## Objective
Omit every picture and output the rest of the records exactly as they are.

## Input material
'''

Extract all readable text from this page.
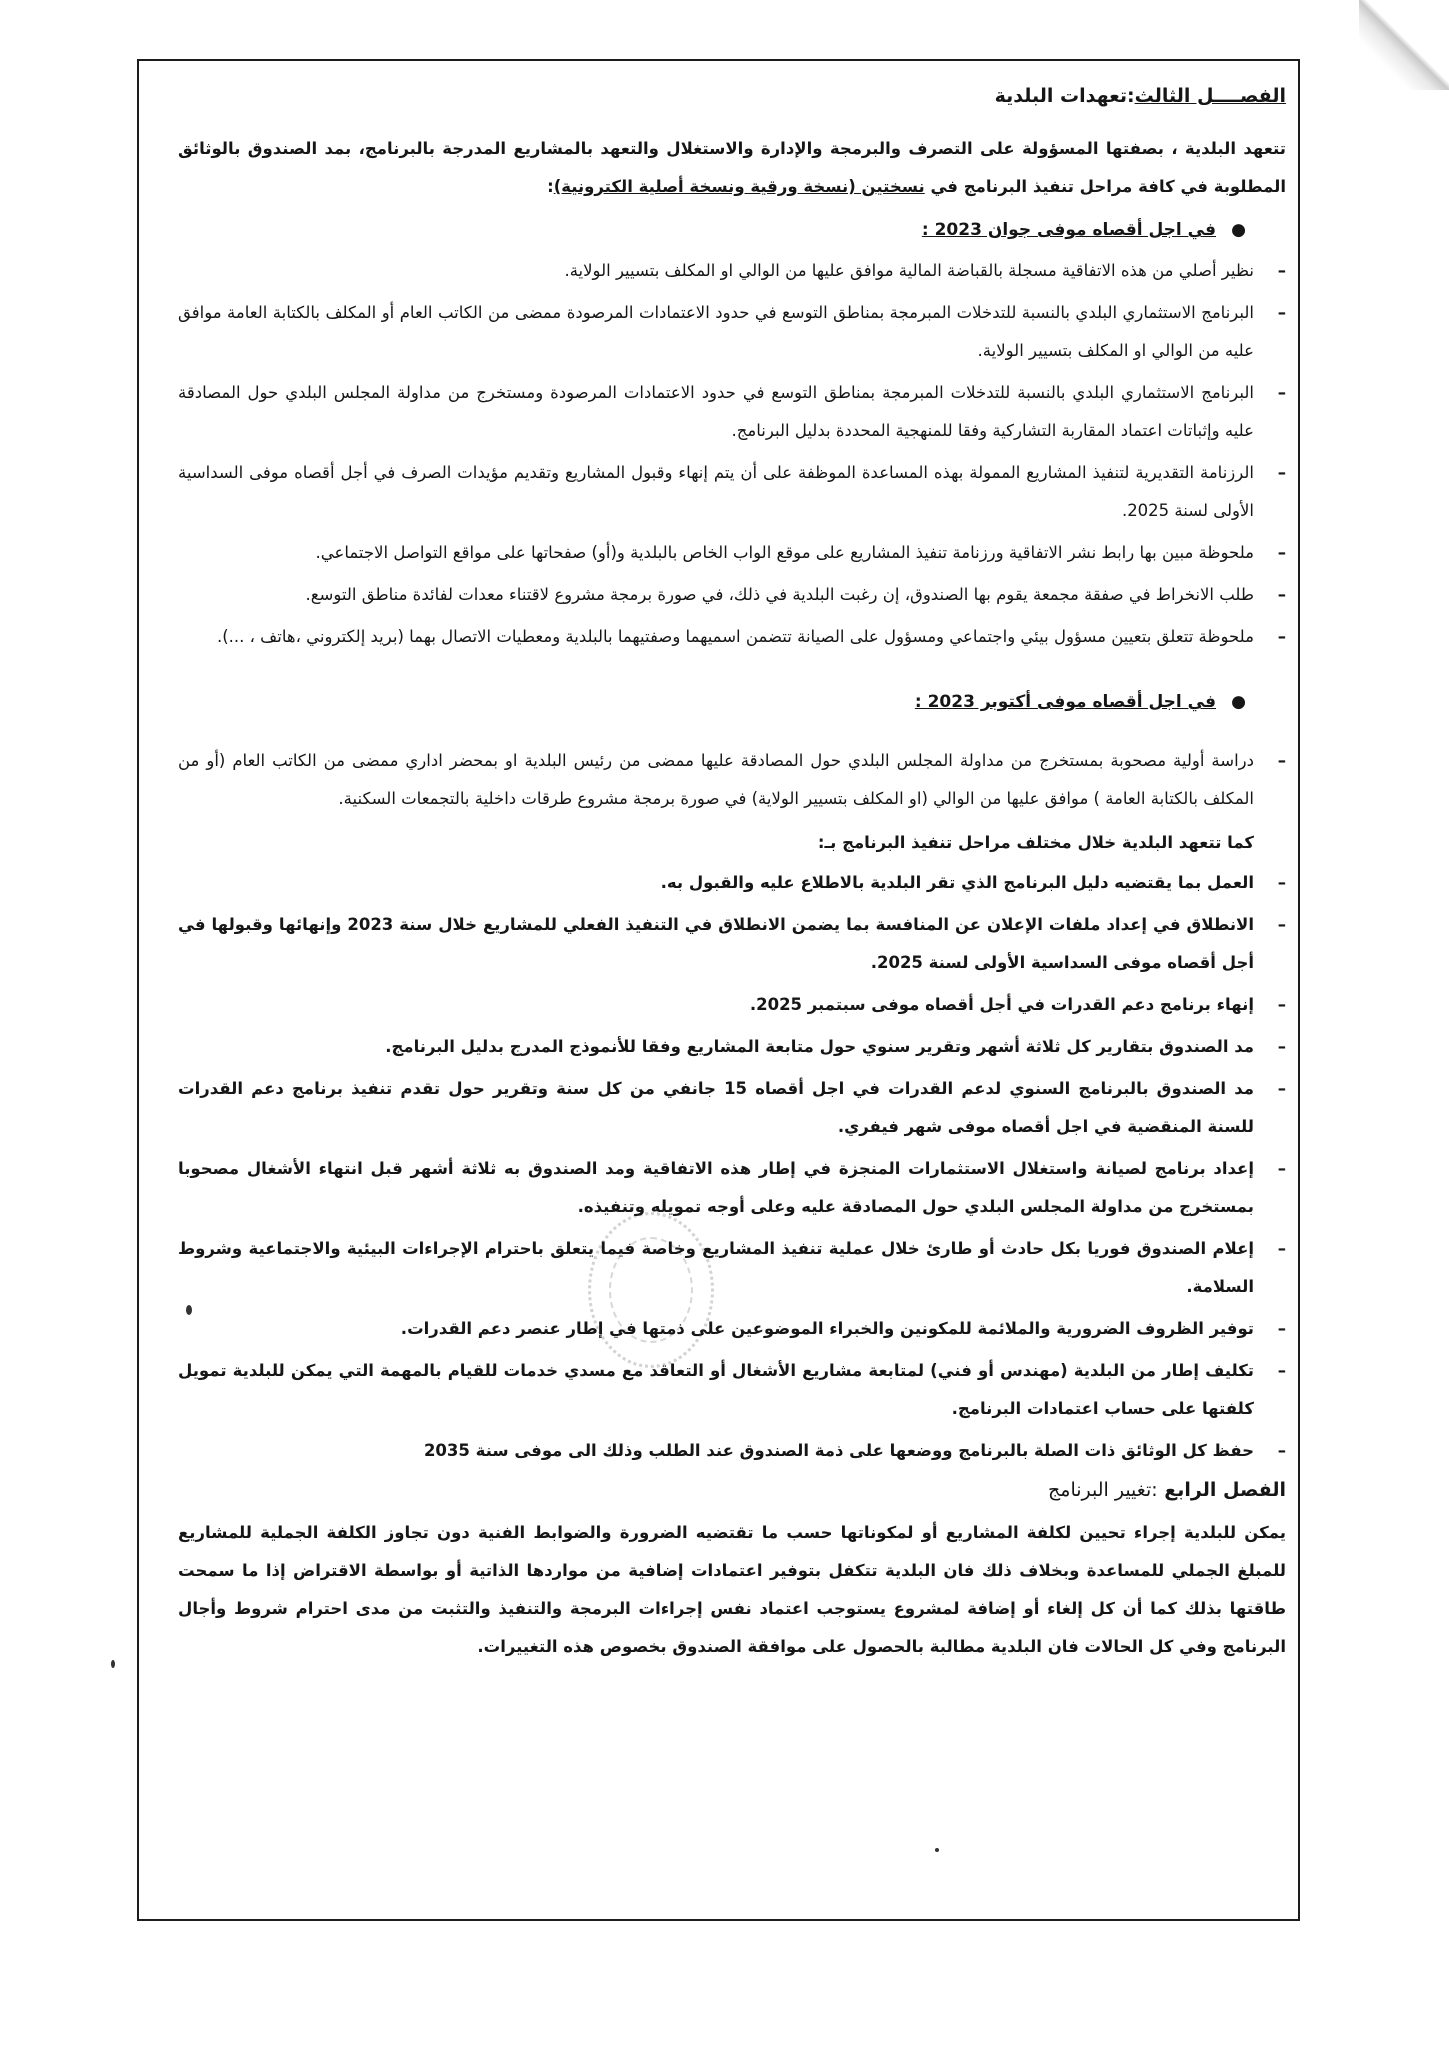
الفصــــل الثالث:تعهدات البلدية

تتعهد البلدية ، بصفتها المسؤولة على التصرف والبرمجة والإدارة والاستغلال والتعهد بالمشاريع المدرجة بالبرنامج، بمد الصندوق بالوثائق المطلوبة في كافة مراحل تنفيذ البرنامج في نسختين (نسخة ورقية ونسخة أصلية الكترونية):

●
في اجل أقصاه موفى جوان 2023 :
–
نظير أصلي من هذه الاتفاقية مسجلة بالقباضة المالية موافق عليها من الوالي او المكلف بتسيير الولاية.
–
البرنامج الاستثماري البلدي بالنسبة للتدخلات المبرمجة بمناطق التوسع في حدود الاعتمادات المرصودة ممضى من الكاتب العام أو المكلف بالكتابة العامة موافق عليه من الوالي او المكلف بتسيير الولاية.
–
البرنامج الاستثماري البلدي بالنسبة للتدخلات المبرمجة بمناطق التوسع في حدود الاعتمادات المرصودة ومستخرج من مداولة المجلس البلدي حول المصادقة عليه وإثباتات اعتماد المقاربة التشاركية وفقا للمنهجية المحددة بدليل البرنامج.
–
الرزنامة التقديرية لتنفيذ المشاريع الممولة بهذه المساعدة الموظفة على أن يتم إنهاء وقبول المشاريع وتقديم مؤيدات الصرف في أجل أقصاه موفى السداسية الأولى لسنة 2025.
–
ملحوظة مبين بها رابط نشر الاتفاقية ورزنامة تنفيذ المشاريع على موقع الواب الخاص بالبلدية و(أو) صفحاتها على مواقع التواصل الاجتماعي.
–
طلب الانخراط في صفقة مجمعة يقوم بها الصندوق، إن رغبت البلدية في ذلك، في صورة برمجة مشروع لاقتناء معدات لفائدة مناطق التوسع.
–
ملحوظة تتعلق بتعيين مسؤول بيئي واجتماعي ومسؤول على الصيانة تتضمن اسميهما وصفتيهما بالبلدية ومعطيات الاتصال بهما (بريد إلكتروني ،هاتف ، ...).
●
في اجل أقصاه موفى أكتوبر 2023 :
–
دراسة أولية مصحوبة بمستخرج من مداولة المجلس البلدي حول المصادقة عليها ممضى من رئيس البلدية او بمحضر اداري ممضى من الكاتب العام (أو من المكلف بالكتابة العامة ) موافق عليها من الوالي (او المكلف بتسيير الولاية) في صورة برمجة مشروع طرقات داخلية بالتجمعات السكنية.
كما تتعهد البلدية خلال مختلف مراحل تنفيذ البرنامج بـ:
–
العمل بما يقتضيه دليل البرنامج الذي تقر البلدية بالاطلاع عليه والقبول به.
–
الانطلاق في إعداد ملفات الإعلان عن المنافسة بما يضمن الانطلاق في التنفيذ الفعلي للمشاريع خلال سنة 2023 وإنهائها وقبولها في أجل أقصاه موفى السداسية الأولى لسنة 2025.
–
إنهاء برنامج دعم القدرات في أجل أقصاه موفى سبتمبر 2025.
–
مد الصندوق بتقارير كل ثلاثة أشهر وتقرير سنوي حول متابعة المشاريع وفقا للأنموذج المدرج بدليل البرنامج.
–
مد الصندوق بالبرنامج السنوي لدعم القدرات في اجل أقصاه 15 جانفي من كل سنة وتقرير حول تقدم تنفيذ برنامج دعم القدرات للسنة المنقضية في اجل أقصاه موفى شهر فيفري.
–
إعداد برنامج لصيانة واستغلال الاستثمارات المنجزة في إطار هذه الاتفاقية ومد الصندوق به ثلاثة أشهر قبل انتهاء الأشغال مصحوبا بمستخرج من مداولة المجلس البلدي حول المصادقة عليه وعلى أوجه تمويله وتنفيذه.
–
إعلام الصندوق فوريا بكل حادث أو طارئ خلال عملية تنفيذ المشاريع وخاصة فيما يتعلق باحترام الإجراءات البيئية والاجتماعية وشروط السلامة.
–
توفير الظروف الضرورية والملائمة للمكونين والخبراء الموضوعين على ذمتها في إطار عنصر دعم القدرات.
–
تكليف إطار من البلدية (مهندس أو فني) لمتابعة مشاريع الأشغال أو التعاقد مع مسدي خدمات للقيام بالمهمة التي يمكن للبلدية تمويل كلفتها على حساب اعتمادات البرنامج.
–
حفظ كل الوثائق ذات الصلة بالبرنامج ووضعها على ذمة الصندوق عند الطلب وذلك الى موفى سنة 2035
الفصل الرابع :تغيير البرنامج

يمكن للبلدية إجراء تحيين لكلفة المشاريع أو لمكوناتها حسب ما تقتضيه الضرورة والضوابط الفنية دون تجاوز الكلفة الجملية للمشاريع للمبلغ الجملي للمساعدة وبخلاف ذلك فان البلدية تتكفل بتوفير اعتمادات إضافية من مواردها الذاتية أو بواسطة الاقتراض إذا ما سمحت طاقتها بذلك كما أن كل إلغاء أو إضافة لمشروع يستوجب اعتماد نفس إجراءات البرمجة والتنفيذ والتثبت من مدى احترام شروط وأجال البرنامج وفي كل الحالات فان البلدية مطالبة بالحصول على موافقة الصندوق بخصوص هذه التغييرات.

'''

## Solution for this task
Extract all readable text from this page.
الفصــــل الثالث:تعهدات البلدية

تتعهد البلدية ، بصفتها المسؤولة على التصرف والبرمجة والإدارة والاستغلال والتعهد بالمشاريع المدرجة بالبرنامج، بمد الصندوق بالوثائق المطلوبة في كافة مراحل تنفيذ البرنامج في نسختين (نسخة ورقية ونسخة أصلية الكترونية):

●
في اجل أقصاه موفى جوان 2023 :
–
نظير أصلي من هذه الاتفاقية مسجلة بالقباضة المالية موافق عليها من الوالي او المكلف بتسيير الولاية.
–
البرنامج الاستثماري البلدي بالنسبة للتدخلات المبرمجة بمناطق التوسع في حدود الاعتمادات المرصودة ممضى من الكاتب العام أو المكلف بالكتابة العامة موافق عليه من الوالي او المكلف بتسيير الولاية.
–
البرنامج الاستثماري البلدي بالنسبة للتدخلات المبرمجة بمناطق التوسع في حدود الاعتمادات المرصودة ومستخرج من مداولة المجلس البلدي حول المصادقة عليه وإثباتات اعتماد المقاربة التشاركية وفقا للمنهجية المحددة بدليل البرنامج.
–
الرزنامة التقديرية لتنفيذ المشاريع الممولة بهذه المساعدة الموظفة على أن يتم إنهاء وقبول المشاريع وتقديم مؤيدات الصرف في أجل أقصاه موفى السداسية الأولى لسنة 2025.
–
ملحوظة مبين بها رابط نشر الاتفاقية ورزنامة تنفيذ المشاريع على موقع الواب الخاص بالبلدية و(أو) صفحاتها على مواقع التواصل الاجتماعي.
–
طلب الانخراط في صفقة مجمعة يقوم بها الصندوق، إن رغبت البلدية في ذلك، في صورة برمجة مشروع لاقتناء معدات لفائدة مناطق التوسع.
–
ملحوظة تتعلق بتعيين مسؤول بيئي واجتماعي ومسؤول على الصيانة تتضمن اسميهما وصفتيهما بالبلدية ومعطيات الاتصال بهما (بريد إلكتروني ،هاتف ، ...).
●
في اجل أقصاه موفى أكتوبر 2023 :
–
دراسة أولية مصحوبة بمستخرج من مداولة المجلس البلدي حول المصادقة عليها ممضى من رئيس البلدية او بمحضر اداري ممضى من الكاتب العام (أو من المكلف بالكتابة العامة ) موافق عليها من الوالي (او المكلف بتسيير الولاية) في صورة برمجة مشروع طرقات داخلية بالتجمعات السكنية.
كما تتعهد البلدية خلال مختلف مراحل تنفيذ البرنامج بـ:
–
العمل بما يقتضيه دليل البرنامج الذي تقر البلدية بالاطلاع عليه والقبول به.
–
الانطلاق في إعداد ملفات الإعلان عن المنافسة بما يضمن الانطلاق في التنفيذ الفعلي للمشاريع خلال سنة 2023 وإنهائها وقبولها في أجل أقصاه موفى السداسية الأولى لسنة 2025.
–
إنهاء برنامج دعم القدرات في أجل أقصاه موفى سبتمبر 2025.
–
مد الصندوق بتقارير كل ثلاثة أشهر وتقرير سنوي حول متابعة المشاريع وفقا للأنموذج المدرج بدليل البرنامج.
–
مد الصندوق بالبرنامج السنوي لدعم القدرات في اجل أقصاه 15 جانفي من كل سنة وتقرير حول تقدم تنفيذ برنامج دعم القدرات للسنة المنقضية في اجل أقصاه موفى شهر فيفري.
–
إعداد برنامج لصيانة واستغلال الاستثمارات المنجزة في إطار هذه الاتفاقية ومد الصندوق به ثلاثة أشهر قبل انتهاء الأشغال مصحوبا بمستخرج من مداولة المجلس البلدي حول المصادقة عليه وعلى أوجه تمويله وتنفيذه.
–
إعلام الصندوق فوريا بكل حادث أو طارئ خلال عملية تنفيذ المشاريع وخاصة فيما يتعلق باحترام الإجراءات البيئية والاجتماعية وشروط السلامة.
–
توفير الظروف الضرورية والملائمة للمكونين والخبراء الموضوعين على ذمتها في إطار عنصر دعم القدرات.
–
تكليف إطار من البلدية (مهندس أو فني) لمتابعة مشاريع الأشغال أو التعاقد مع مسدي خدمات للقيام بالمهمة التي يمكن للبلدية تمويل كلفتها على حساب اعتمادات البرنامج.
–
حفظ كل الوثائق ذات الصلة بالبرنامج ووضعها على ذمة الصندوق عند الطلب وذلك الى موفى سنة 2035
الفصل الرابع :تغيير البرنامج

يمكن للبلدية إجراء تحيين لكلفة المشاريع أو لمكوناتها حسب ما تقتضيه الضرورة والضوابط الفنية دون تجاوز الكلفة الجملية للمشاريع للمبلغ الجملي للمساعدة وبخلاف ذلك فان البلدية تتكفل بتوفير اعتمادات إضافية من مواردها الذاتية أو بواسطة الاقتراض إذا ما سمحت طاقتها بذلك كما أن كل إلغاء أو إضافة لمشروع يستوجب اعتماد نفس إجراءات البرمجة والتنفيذ والتثبت من مدى احترام شروط وأجال البرنامج وفي كل الحالات فان البلدية مطالبة بالحصول على موافقة الصندوق بخصوص هذه التغييرات.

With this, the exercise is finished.